[Dataset records]
◇ ◇ ◇ ◇ ◇ ◇ ◇
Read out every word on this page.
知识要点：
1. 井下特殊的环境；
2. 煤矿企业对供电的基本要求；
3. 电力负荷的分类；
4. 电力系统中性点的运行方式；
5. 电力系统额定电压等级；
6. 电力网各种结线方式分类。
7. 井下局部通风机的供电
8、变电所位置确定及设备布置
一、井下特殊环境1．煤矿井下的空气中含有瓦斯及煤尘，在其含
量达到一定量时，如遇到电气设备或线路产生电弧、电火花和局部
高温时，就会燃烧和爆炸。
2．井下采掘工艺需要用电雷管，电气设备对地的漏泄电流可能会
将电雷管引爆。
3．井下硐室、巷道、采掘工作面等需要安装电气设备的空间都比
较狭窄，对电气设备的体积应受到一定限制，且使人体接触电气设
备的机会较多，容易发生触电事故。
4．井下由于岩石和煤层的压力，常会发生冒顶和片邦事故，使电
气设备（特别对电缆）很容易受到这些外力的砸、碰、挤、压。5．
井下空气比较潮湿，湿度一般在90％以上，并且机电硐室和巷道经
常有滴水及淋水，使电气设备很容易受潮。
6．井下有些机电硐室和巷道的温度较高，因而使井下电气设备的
◇ ◇ ◇ ◇ ◇ ◇ ◇
**Goal of the exercise**
Give the records above again, word for word.

**The output**
Read out every word on this page.
知识要点：
1. 井下特殊的环境；
2. 煤矿企业对供电的基本要求；
3. 电力负荷的分类；
4. 电力系统中性点的运行方式；
5. 电力系统额定电压等级；
6. 电力网各种结线方式分类。
7. 井下局部通风机的供电
8、变电所位置确定及设备布置
一、井下特殊环境1．煤矿井下的空气中含有瓦斯及煤尘，在其含
量达到一定量时，如遇到电气设备或线路产生电弧、电火花和局部
高温时，就会燃烧和爆炸。
2．井下采掘工艺需要用电雷管，电气设备对地的漏泄电流可能会
将电雷管引爆。
3．井下硐室、巷道、采掘工作面等需要安装电气设备的空间都比
较狭窄，对电气设备的体积应受到一定限制，且使人体接触电气设
备的机会较多，容易发生触电事故。
4．井下由于岩石和煤层的压力，常会发生冒顶和片邦事故，使电
气设备（特别对电缆）很容易受到这些外力的砸、碰、挤、压。5．
井下空气比较潮湿，湿度一般在90％以上，并且机电硐室和巷道经
常有滴水及淋水，使电气设备很容易受潮。
6．井下有些机电硐室和巷道的温度较高，因而使井下电气设备的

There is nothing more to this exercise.